======== Records to use

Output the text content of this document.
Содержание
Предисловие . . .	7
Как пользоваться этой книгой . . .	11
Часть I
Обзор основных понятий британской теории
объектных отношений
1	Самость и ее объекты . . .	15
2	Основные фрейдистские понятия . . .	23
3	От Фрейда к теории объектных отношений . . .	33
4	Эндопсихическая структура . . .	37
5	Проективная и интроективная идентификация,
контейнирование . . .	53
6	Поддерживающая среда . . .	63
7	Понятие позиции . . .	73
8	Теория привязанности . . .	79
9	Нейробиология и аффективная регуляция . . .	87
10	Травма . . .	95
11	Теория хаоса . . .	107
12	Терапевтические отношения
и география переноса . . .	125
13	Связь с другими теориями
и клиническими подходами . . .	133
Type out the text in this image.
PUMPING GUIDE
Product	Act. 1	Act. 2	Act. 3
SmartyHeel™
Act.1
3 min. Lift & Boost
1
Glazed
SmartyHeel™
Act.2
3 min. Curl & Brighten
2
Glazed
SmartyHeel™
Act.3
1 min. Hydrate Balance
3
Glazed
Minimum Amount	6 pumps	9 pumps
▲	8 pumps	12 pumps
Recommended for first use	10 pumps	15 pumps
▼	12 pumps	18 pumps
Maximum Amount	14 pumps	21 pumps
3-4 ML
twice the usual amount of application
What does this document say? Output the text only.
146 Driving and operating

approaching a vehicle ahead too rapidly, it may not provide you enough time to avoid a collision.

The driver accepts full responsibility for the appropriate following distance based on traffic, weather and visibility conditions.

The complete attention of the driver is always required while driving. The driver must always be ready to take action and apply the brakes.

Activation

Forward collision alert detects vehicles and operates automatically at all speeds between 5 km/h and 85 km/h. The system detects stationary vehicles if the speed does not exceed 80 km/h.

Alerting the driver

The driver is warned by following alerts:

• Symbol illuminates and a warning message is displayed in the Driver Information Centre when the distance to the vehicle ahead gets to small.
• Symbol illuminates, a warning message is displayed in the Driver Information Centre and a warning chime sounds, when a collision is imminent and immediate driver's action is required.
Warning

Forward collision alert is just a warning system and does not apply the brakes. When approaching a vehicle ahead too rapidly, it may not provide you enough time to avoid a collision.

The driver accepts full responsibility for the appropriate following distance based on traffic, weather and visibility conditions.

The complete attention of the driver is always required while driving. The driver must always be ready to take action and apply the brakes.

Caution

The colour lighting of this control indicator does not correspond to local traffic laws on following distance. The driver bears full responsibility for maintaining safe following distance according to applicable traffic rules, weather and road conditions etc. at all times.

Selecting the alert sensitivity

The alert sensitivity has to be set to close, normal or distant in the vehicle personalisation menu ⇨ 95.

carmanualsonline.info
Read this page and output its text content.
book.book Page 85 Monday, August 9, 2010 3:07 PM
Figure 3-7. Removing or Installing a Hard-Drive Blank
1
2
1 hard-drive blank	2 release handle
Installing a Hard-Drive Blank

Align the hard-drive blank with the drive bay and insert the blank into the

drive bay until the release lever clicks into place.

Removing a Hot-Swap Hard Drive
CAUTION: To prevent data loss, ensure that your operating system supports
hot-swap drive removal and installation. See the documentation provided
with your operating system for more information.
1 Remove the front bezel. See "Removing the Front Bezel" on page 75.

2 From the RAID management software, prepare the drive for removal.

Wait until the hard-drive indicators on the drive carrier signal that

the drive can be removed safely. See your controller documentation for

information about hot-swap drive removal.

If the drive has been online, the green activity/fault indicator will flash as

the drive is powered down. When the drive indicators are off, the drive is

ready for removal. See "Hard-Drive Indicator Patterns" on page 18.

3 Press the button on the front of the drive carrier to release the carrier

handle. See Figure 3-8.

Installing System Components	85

================

What to work on: Give the complete listing a second time, exactly as it reads.

Exercise result:
Output the text content of this document.
Содержание
Предисловие . . .	7
Как пользоваться этой книгой . . .	11
Часть I
Обзор основных понятий британской теории
объектных отношений
1	Самость и ее объекты . . .	15
2	Основные фрейдистские понятия . . .	23
3	От Фрейда к теории объектных отношений . . .	33
4	Эндопсихическая структура . . .	37
5	Проективная и интроективная идентификация,
контейнирование . . .	53
6	Поддерживающая среда . . .	63
7	Понятие позиции . . .	73
8	Теория привязанности . . .	79
9	Нейробиология и аффективная регуляция . . .	87
10	Травма . . .	95
11	Теория хаоса . . .	107
12	Терапевтические отношения
и география переноса . . .	125
13	Связь с другими теориями
и клиническими подходами . . .	133
Type out the text in this image.
PUMPING GUIDE
Product	Act. 1	Act. 2	Act. 3
SmartyHeel™
Act.1
3 min. Lift & Boost
1
Glazed
SmartyHeel™
Act.2
3 min. Curl & Brighten
2
Glazed
SmartyHeel™
Act.3
1 min. Hydrate Balance
3
Glazed
Minimum Amount	6 pumps	9 pumps
▲	8 pumps	12 pumps
Recommended for first use	10 pumps	15 pumps
▼	12 pumps	18 pumps
Maximum Amount	14 pumps	21 pumps
3-4 ML
twice the usual amount of application
What does this document say? Output the text only.
146 Driving and operating

approaching a vehicle ahead too rapidly, it may not provide you enough time to avoid a collision.

The driver accepts full responsibility for the appropriate following distance based on traffic, weather and visibility conditions.

The complete attention of the driver is always required while driving. The driver must always be ready to take action and apply the brakes.

Activation

Forward collision alert detects vehicles and operates automatically at all speeds between 5 km/h and 85 km/h. The system detects stationary vehicles if the speed does not exceed 80 km/h.

Alerting the driver

The driver is warned by following alerts:

• Symbol illuminates and a warning message is displayed in the Driver Information Centre when the distance to the vehicle ahead gets to small.
• Symbol illuminates, a warning message is displayed in the Driver Information Centre and a warning chime sounds, when a collision is imminent and immediate driver's action is required.
Warning

Forward collision alert is just a warning system and does not apply the brakes. When approaching a vehicle ahead too rapidly, it may not provide you enough time to avoid a collision.

The driver accepts full responsibility for the appropriate following distance based on traffic, weather and visibility conditions.

The complete attention of the driver is always required while driving. The driver must always be ready to take action and apply the brakes.

Caution

The colour lighting of this control indicator does not correspond to local traffic laws on following distance. The driver bears full responsibility for maintaining safe following distance according to applicable traffic rules, weather and road conditions etc. at all times.

Selecting the alert sensitivity

The alert sensitivity has to be set to close, normal or distant in the vehicle personalisation menu ⇨ 95.

carmanualsonline.info
Read this page and output its text content.
book.book Page 85 Monday, August 9, 2010 3:07 PM
Figure 3-7. Removing or Installing a Hard-Drive Blank
1
2
1 hard-drive blank	2 release handle
Installing a Hard-Drive Blank

Align the hard-drive blank with the drive bay and insert the blank into the

drive bay until the release lever clicks into place.

Removing a Hot-Swap Hard Drive
CAUTION: To prevent data loss, ensure that your operating system supports
hot-swap drive removal and installation. See the documentation provided
with your operating system for more information.
1 Remove the front bezel. See "Removing the Front Bezel" on page 75.

2 From the RAID management software, prepare the drive for removal.

Wait until the hard-drive indicators on the drive carrier signal that

the drive can be removed safely. See your controller documentation for

information about hot-swap drive removal.

If the drive has been online, the green activity/fault indicator will flash as

the drive is powered down. When the drive indicators are off, the drive is

ready for removal. See "Hard-Drive Indicator Patterns" on page 18.

3 Press the button on the front of the drive carrier to release the carrier

handle. See Figure 3-8.

Installing System Components	85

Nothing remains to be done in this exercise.